Copy every line below without changing a word, and leave the pictures out.

Items from a data source:
....

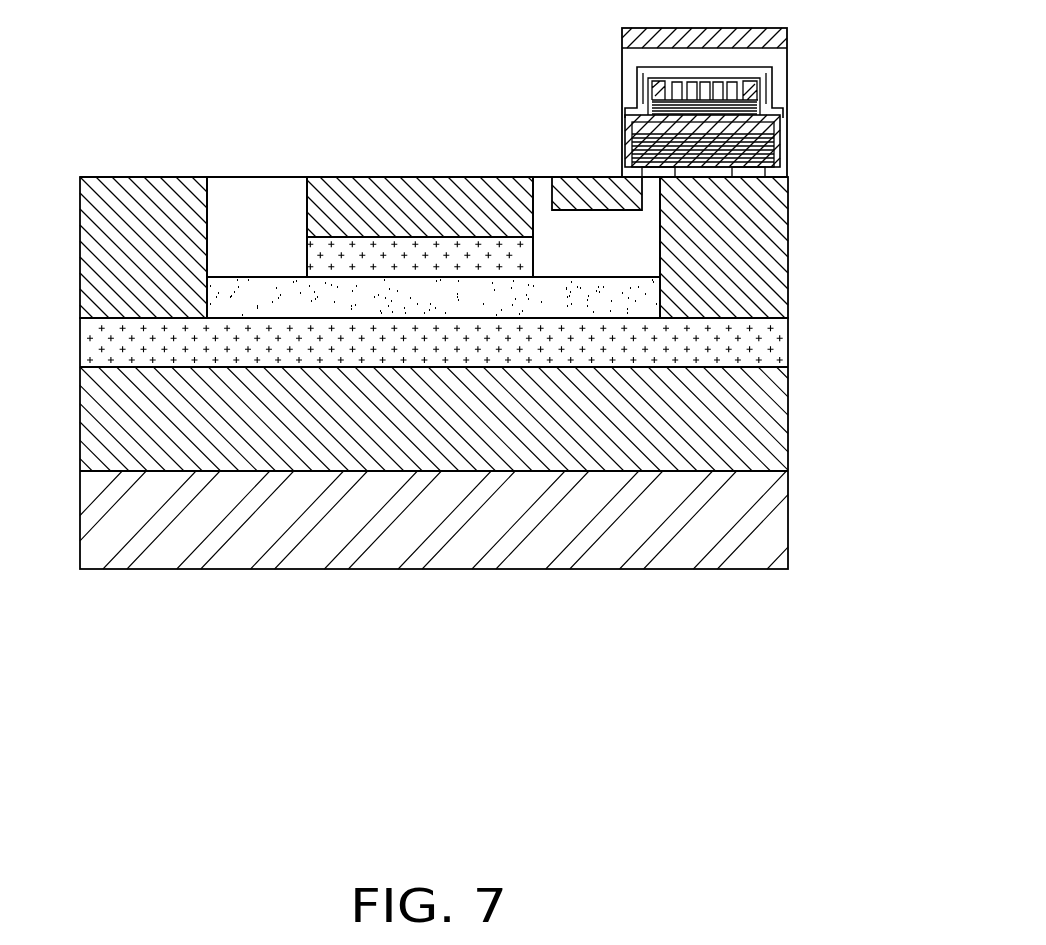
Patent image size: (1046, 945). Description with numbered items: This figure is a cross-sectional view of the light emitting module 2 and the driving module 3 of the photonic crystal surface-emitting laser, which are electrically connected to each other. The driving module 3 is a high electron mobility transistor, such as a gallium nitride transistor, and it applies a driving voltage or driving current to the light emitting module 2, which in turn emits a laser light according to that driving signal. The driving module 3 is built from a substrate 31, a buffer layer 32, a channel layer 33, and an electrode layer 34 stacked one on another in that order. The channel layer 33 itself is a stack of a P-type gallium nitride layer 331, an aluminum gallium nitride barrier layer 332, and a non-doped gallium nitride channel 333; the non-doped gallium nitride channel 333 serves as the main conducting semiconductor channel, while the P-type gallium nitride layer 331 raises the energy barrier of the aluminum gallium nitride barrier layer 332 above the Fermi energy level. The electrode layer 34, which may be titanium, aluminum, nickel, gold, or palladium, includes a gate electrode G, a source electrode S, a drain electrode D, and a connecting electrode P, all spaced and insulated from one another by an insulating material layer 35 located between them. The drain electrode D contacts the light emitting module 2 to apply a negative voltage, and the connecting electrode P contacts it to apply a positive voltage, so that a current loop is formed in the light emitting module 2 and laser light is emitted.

The light emitting module 2 is at (790, 102).
The driving module 3 is at (68, 413).
The substrate 31 is at (763, 512).
The buffer layer 32 is at (757, 435).
The channel layer 33 is at (871, 288).
The P-type gallium nitride layer 331 is at (497, 253).
The aluminum gallium nitride barrier layer 332 is at (617, 298).
The non-doped gallium nitride channel 333 is at (762, 348).
The electrode layer 34 is at (78, 262).
The insulating material layer 35 is at (255, 190).
The source electrode S is at (150, 190).
The gate electrode G is at (428, 190).
The drain electrode D is at (743, 247).
The connecting electrode P is at (585, 190).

....

→ **Response to the exercise**:
Patent image size: (1046, 945). Description with numbered items: This figure is a cross-sectional view of the light emitting module 2 and the driving module 3 of the photonic crystal surface-emitting laser, which are electrically connected to each other. The driving module 3 is a high electron mobility transistor, such as a gallium nitride transistor, and it applies a driving voltage or driving current to the light emitting module 2, which in turn emits a laser light according to that driving signal. The driving module 3 is built from a substrate 31, a buffer layer 32, a channel layer 33, and an electrode layer 34 stacked one on another in that order. The channel layer 33 itself is a stack of a P-type gallium nitride layer 331, an aluminum gallium nitride barrier layer 332, and a non-doped gallium nitride channel 333; the non-doped gallium nitride channel 333 serves as the main conducting semiconductor channel, while the P-type gallium nitride layer 331 raises the energy barrier of the aluminum gallium nitride barrier layer 332 above the Fermi energy level. The electrode layer 34, which may be titanium, aluminum, nickel, gold, or palladium, includes a gate electrode G, a source electrode S, a drain electrode D, and a connecting electrode P, all spaced and insulated from one another by an insulating material layer 35 located between them. The drain electrode D contacts the light emitting module 2 to apply a negative voltage, and the connecting electrode P contacts it to apply a positive voltage, so that a current loop is formed in the light emitting module 2 and laser light is emitted.

The light emitting module 2 is at (790, 102).
The driving module 3 is at (68, 413).
The substrate 31 is at (763, 512).
The buffer layer 32 is at (757, 435).
The channel layer 33 is at (871, 288).
The P-type gallium nitride layer 331 is at (497, 253).
The aluminum gallium nitride barrier layer 332 is at (617, 298).
The non-doped gallium nitride channel 333 is at (762, 348).
The electrode layer 34 is at (78, 262).
The insulating material layer 35 is at (255, 190).
The source electrode S is at (150, 190).
The gate electrode G is at (428, 190).
The drain electrode D is at (743, 247).
The connecting electrode P is at (585, 190).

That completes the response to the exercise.